··· Supplied records ···

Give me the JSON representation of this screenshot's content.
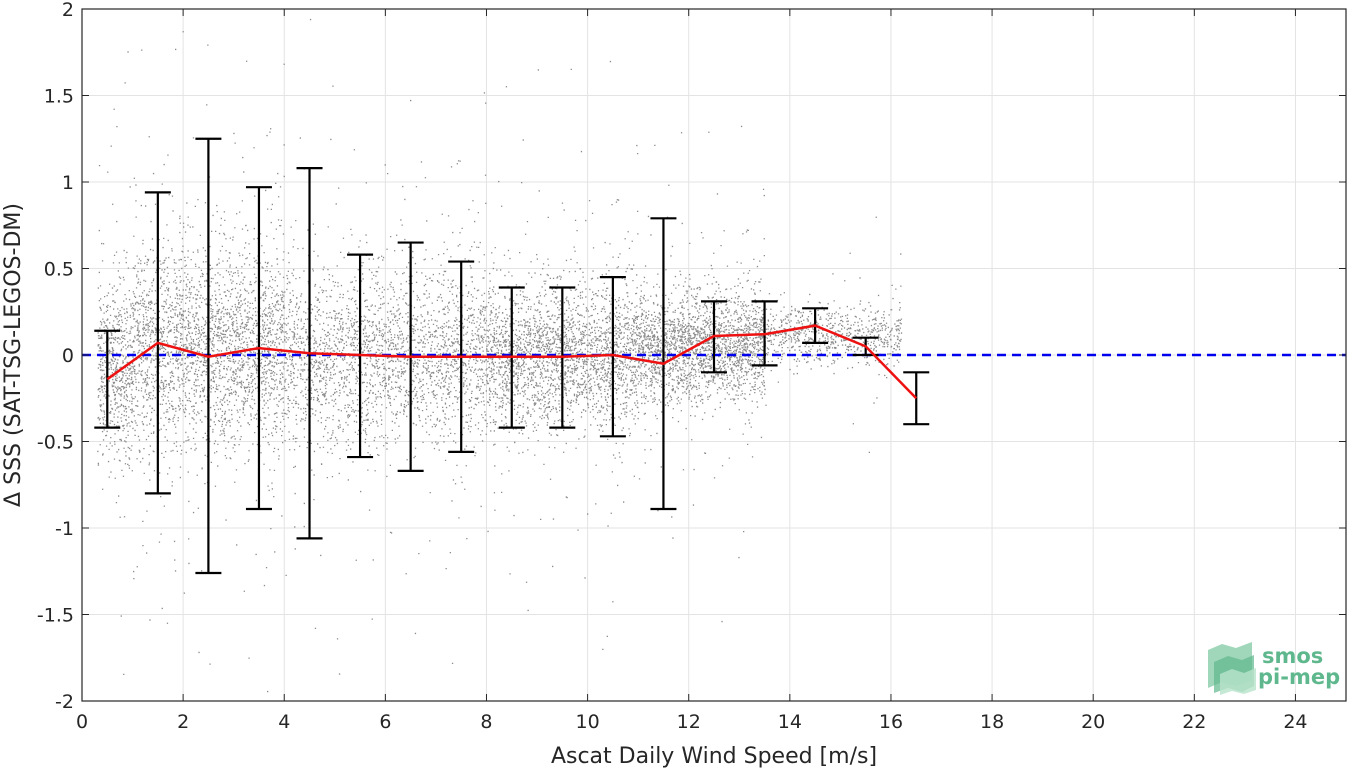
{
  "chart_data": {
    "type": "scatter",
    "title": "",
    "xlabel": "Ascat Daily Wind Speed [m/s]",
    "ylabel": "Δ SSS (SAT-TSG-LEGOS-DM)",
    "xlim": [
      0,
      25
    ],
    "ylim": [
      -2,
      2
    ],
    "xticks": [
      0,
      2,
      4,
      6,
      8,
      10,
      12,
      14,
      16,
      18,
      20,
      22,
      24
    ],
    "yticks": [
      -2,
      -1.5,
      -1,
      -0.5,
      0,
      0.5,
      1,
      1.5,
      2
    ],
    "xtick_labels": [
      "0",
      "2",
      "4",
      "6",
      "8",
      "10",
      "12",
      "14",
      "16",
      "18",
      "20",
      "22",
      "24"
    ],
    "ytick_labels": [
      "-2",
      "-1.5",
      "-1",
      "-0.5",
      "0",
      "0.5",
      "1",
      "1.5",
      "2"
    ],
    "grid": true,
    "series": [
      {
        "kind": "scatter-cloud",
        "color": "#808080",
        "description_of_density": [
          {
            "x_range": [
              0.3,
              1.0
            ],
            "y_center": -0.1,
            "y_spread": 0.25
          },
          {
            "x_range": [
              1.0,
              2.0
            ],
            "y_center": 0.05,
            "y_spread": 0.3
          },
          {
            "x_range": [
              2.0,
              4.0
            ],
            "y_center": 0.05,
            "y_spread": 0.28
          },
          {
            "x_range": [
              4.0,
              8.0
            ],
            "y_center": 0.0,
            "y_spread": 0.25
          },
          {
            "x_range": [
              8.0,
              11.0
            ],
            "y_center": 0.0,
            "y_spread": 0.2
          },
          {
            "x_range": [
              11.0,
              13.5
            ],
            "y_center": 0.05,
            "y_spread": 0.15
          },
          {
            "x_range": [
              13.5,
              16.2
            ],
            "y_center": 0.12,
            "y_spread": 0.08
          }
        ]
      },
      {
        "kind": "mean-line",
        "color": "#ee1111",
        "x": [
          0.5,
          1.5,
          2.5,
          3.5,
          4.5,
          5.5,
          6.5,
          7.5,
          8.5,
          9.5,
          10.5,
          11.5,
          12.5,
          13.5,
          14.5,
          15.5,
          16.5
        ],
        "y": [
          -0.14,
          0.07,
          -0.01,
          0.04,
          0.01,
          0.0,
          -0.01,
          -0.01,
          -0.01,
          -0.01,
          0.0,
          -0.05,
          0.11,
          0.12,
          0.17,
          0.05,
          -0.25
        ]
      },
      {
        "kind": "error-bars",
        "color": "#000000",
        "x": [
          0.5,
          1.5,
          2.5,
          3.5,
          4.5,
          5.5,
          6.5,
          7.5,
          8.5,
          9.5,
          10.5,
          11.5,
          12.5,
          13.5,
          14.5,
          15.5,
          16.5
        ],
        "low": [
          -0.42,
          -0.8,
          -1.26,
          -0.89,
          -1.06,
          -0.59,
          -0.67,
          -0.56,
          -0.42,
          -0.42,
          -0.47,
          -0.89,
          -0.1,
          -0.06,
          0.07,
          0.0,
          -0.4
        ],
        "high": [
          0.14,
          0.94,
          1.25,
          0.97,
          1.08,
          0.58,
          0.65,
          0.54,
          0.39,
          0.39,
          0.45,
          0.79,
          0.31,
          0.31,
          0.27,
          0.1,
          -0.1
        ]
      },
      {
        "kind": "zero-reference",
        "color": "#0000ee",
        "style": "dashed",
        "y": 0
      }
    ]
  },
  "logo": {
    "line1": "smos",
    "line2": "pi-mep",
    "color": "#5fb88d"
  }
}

···
··· Supplied records ···

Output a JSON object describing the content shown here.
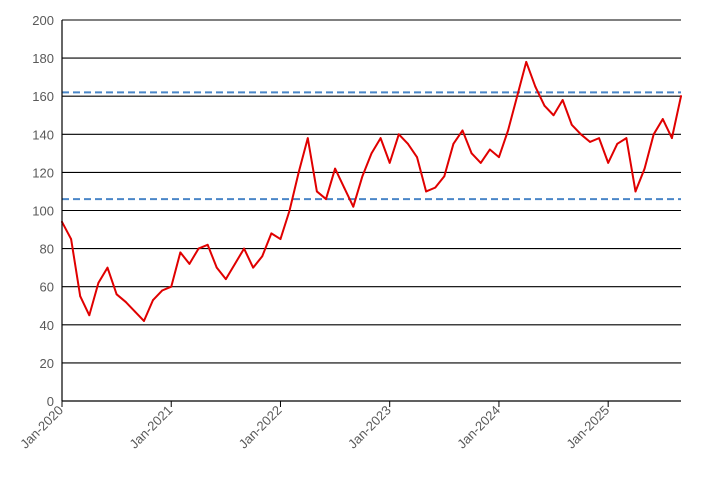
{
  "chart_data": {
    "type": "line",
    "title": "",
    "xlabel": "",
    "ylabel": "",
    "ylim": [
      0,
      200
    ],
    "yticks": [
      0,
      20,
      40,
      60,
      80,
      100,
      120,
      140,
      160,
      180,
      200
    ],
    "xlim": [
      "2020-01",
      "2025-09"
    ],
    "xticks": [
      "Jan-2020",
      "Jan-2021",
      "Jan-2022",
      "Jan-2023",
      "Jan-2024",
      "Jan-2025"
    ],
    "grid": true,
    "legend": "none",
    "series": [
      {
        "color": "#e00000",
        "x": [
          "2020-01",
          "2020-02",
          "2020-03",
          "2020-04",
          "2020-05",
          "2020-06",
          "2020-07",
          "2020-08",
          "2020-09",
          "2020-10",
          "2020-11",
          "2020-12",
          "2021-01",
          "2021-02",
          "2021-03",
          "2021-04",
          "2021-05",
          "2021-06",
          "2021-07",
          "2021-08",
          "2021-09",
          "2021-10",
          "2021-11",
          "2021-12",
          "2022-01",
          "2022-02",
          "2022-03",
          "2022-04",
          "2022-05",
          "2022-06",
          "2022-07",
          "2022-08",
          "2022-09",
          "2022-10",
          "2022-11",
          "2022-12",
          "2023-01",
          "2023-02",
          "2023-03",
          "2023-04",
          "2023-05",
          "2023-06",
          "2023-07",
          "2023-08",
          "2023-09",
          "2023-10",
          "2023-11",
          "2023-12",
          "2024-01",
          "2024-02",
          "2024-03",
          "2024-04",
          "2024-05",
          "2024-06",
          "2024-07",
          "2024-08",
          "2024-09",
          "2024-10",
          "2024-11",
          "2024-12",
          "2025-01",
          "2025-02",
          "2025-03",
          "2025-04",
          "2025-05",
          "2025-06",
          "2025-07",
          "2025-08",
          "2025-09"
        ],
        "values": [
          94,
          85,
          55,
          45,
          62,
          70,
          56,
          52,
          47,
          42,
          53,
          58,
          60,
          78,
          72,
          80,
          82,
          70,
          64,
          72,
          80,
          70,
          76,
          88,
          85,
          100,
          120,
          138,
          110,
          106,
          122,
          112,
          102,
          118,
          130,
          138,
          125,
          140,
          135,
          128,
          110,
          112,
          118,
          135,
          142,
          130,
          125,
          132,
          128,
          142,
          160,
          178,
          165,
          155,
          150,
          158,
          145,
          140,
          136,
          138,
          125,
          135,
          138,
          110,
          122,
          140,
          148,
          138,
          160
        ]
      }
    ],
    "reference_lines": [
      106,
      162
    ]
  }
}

···

What you need to do
From the entries above, select each line containing the string "JSON".

Solution
Give me the JSON representation of this screenshot's content.
Output a JSON object describing the content shown here.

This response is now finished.